[Stored data]
start

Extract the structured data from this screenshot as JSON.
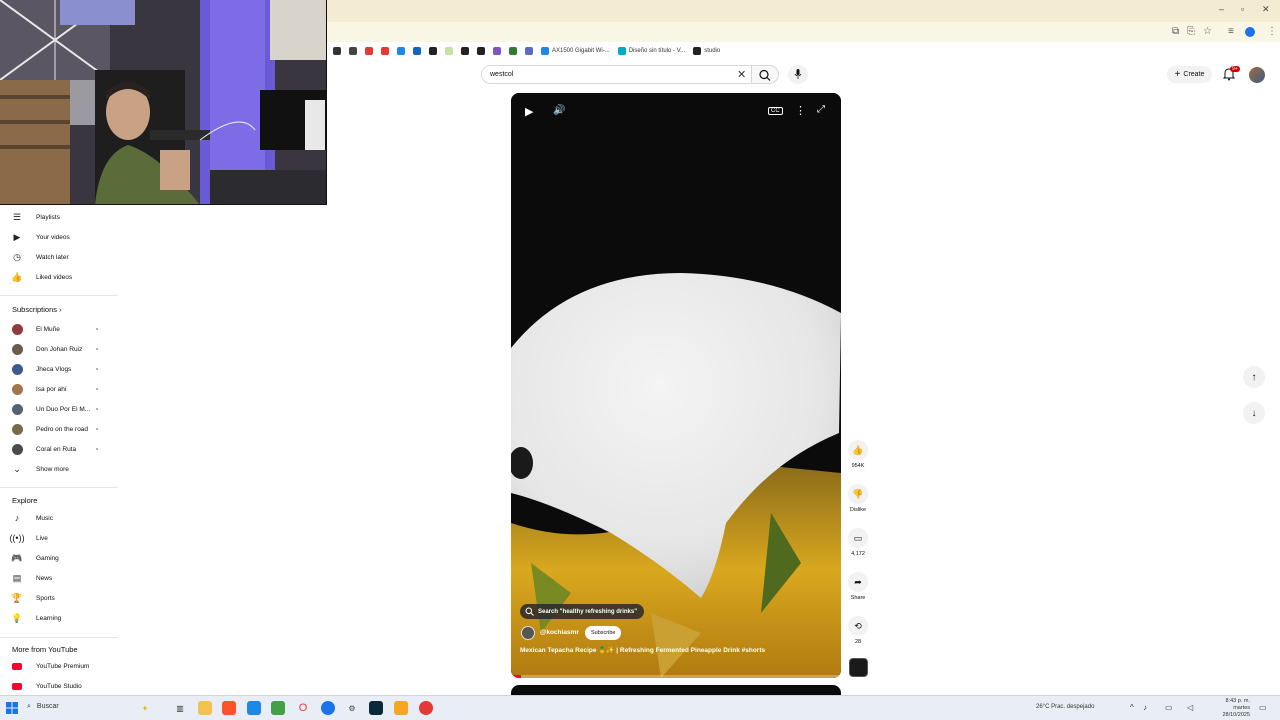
{
  "search": {
    "value": "westcol"
  },
  "header": {
    "create_label": "Create",
    "notifications_count": "9+"
  },
  "bookmarks": [
    {
      "label": "",
      "color": "#333333"
    },
    {
      "label": "",
      "color": "#444444"
    },
    {
      "label": "",
      "color": "#e53935"
    },
    {
      "label": "",
      "color": "#e53935"
    },
    {
      "label": "",
      "color": "#1e88e5"
    },
    {
      "label": "",
      "color": "#1565c0"
    },
    {
      "label": "",
      "color": "#222222"
    },
    {
      "label": "",
      "color": "#c5e1a5"
    },
    {
      "label": "",
      "color": "#222222"
    },
    {
      "label": "",
      "color": "#222222"
    },
    {
      "label": "",
      "color": "#7e57c2"
    },
    {
      "label": "",
      "color": "#2e7d32"
    },
    {
      "label": "",
      "color": "#5c6bc0"
    },
    {
      "label": "AX1500 Gigabit Wi-...",
      "color": "#1e88e5"
    },
    {
      "label": "Diseño sin título - V...",
      "color": "#00acc1"
    },
    {
      "label": "studio",
      "color": "#222222"
    }
  ],
  "sidebar": {
    "you_items": [
      {
        "label": "Playlists",
        "icon": "☰"
      },
      {
        "label": "Your videos",
        "icon": "▶"
      },
      {
        "label": "Watch later",
        "icon": "◷"
      },
      {
        "label": "Liked videos",
        "icon": "👍"
      }
    ],
    "subscriptions_title": "Subscriptions",
    "subscriptions": [
      {
        "label": "El Muñe",
        "color": "#8d3b3b"
      },
      {
        "label": "Don Johan Ruiz",
        "color": "#6d5a4a"
      },
      {
        "label": "Jheca Vlogs",
        "color": "#3b5a8d"
      },
      {
        "label": "Isa por ahí",
        "color": "#a0754a"
      },
      {
        "label": "Un Duo Por El M...",
        "color": "#556070"
      },
      {
        "label": "Pedro on the road",
        "color": "#7a6a4a"
      },
      {
        "label": "Coral en Ruta",
        "color": "#4a4a4a"
      }
    ],
    "show_more": "Show more",
    "explore_title": "Explore",
    "explore": [
      {
        "label": "Music",
        "icon": "♪"
      },
      {
        "label": "Live",
        "icon": "((•))"
      },
      {
        "label": "Gaming",
        "icon": "🎮"
      },
      {
        "label": "News",
        "icon": "▤"
      },
      {
        "label": "Sports",
        "icon": "🏆"
      },
      {
        "label": "Learning",
        "icon": "💡"
      }
    ],
    "more_title": "More from YouTube",
    "more": [
      {
        "label": "YouTube Premium",
        "color": "#ff0033"
      },
      {
        "label": "YouTube Studio",
        "color": "#ff0033"
      }
    ]
  },
  "short": {
    "suggest": "Search \"healthy refreshing drinks\"",
    "channel": "@kochiasmr",
    "subscribe": "Subscribe",
    "title": "Mexican Tepacha Recipe 🍍✨ | Refreshing Fermented Pineapple Drink #shorts",
    "progress": 0.03
  },
  "actions": {
    "likes": "954K",
    "dislike": "Dislike",
    "comments": "4,172",
    "share": "Share",
    "remix": "28"
  },
  "taskbar": {
    "search": "Buscar",
    "weather": "26°C  Prac. despejado",
    "time": "8:43 p. m.",
    "day": "martes",
    "date": "28/10/2025"
  }
}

end

#### [Given task]
Filter the data for the string "videos" and copy every line that has it.

#### [Finished task]
        "label": "Your videos",
        "label": "Liked videos",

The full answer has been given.